[TAREFA A REALIZAR] Por favor, reproduza todas as linhas abaixo sem alterar nenhuma palavra nem número.

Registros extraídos
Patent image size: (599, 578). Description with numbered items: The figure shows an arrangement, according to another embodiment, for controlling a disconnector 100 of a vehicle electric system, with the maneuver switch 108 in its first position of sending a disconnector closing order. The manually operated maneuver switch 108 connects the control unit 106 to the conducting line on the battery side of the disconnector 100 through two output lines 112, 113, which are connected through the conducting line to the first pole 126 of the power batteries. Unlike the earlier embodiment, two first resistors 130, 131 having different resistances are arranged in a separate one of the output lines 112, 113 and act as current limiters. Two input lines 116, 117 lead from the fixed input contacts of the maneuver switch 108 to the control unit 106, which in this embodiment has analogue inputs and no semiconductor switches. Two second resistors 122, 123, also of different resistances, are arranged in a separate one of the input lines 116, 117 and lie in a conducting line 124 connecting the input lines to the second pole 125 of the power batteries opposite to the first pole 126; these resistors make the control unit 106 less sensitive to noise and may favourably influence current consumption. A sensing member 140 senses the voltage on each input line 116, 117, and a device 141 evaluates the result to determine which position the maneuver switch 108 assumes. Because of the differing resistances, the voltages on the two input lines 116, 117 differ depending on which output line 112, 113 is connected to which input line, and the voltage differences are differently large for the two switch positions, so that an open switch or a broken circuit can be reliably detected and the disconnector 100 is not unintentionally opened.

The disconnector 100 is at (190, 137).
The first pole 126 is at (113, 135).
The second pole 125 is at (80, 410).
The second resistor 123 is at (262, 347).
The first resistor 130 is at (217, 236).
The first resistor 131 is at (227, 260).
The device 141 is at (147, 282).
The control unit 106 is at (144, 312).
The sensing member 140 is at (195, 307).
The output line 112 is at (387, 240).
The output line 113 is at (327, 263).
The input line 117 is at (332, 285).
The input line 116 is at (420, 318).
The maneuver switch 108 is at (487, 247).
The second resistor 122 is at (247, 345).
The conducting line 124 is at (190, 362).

[RESPOSTA DO EXERCÍCIO]
Patent image size: (599, 578). Description with numbered items: The figure shows an arrangement, according to another embodiment, for controlling a disconnector 100 of a vehicle electric system, with the maneuver switch 108 in its first position of sending a disconnector closing order. The manually operated maneuver switch 108 connects the control unit 106 to the conducting line on the battery side of the disconnector 100 through two output lines 112, 113, which are connected through the conducting line to the first pole 126 of the power batteries. Unlike the earlier embodiment, two first resistors 130, 131 having different resistances are arranged in a separate one of the output lines 112, 113 and act as current limiters. Two input lines 116, 117 lead from the fixed input contacts of the maneuver switch 108 to the control unit 106, which in this embodiment has analogue inputs and no semiconductor switches. Two second resistors 122, 123, also of different resistances, are arranged in a separate one of the input lines 116, 117 and lie in a conducting line 124 connecting the input lines to the second pole 125 of the power batteries opposite to the first pole 126; these resistors make the control unit 106 less sensitive to noise and may favourably influence current consumption. A sensing member 140 senses the voltage on each input line 116, 117, and a device 141 evaluates the result to determine which position the maneuver switch 108 assumes. Because of the differing resistances, the voltages on the two input lines 116, 117 differ depending on which output line 112, 113 is connected to which input line, and the voltage differences are differently large for the two switch positions, so that an open switch or a broken circuit can be reliably detected and the disconnector 100 is not unintentionally opened.

The disconnector 100 is at (190, 137).
The first pole 126 is at (113, 135).
The second pole 125 is at (80, 410).
The second resistor 123 is at (262, 347).
The first resistor 130 is at (217, 236).
The first resistor 131 is at (227, 260).
The device 141 is at (147, 282).
The control unit 106 is at (144, 312).
The sensing member 140 is at (195, 307).
The output line 112 is at (387, 240).
The output line 113 is at (327, 263).
The input line 117 is at (332, 285).
The input line 116 is at (420, 318).
The maneuver switch 108 is at (487, 247).
The second resistor 122 is at (247, 345).
The conducting line 124 is at (190, 362).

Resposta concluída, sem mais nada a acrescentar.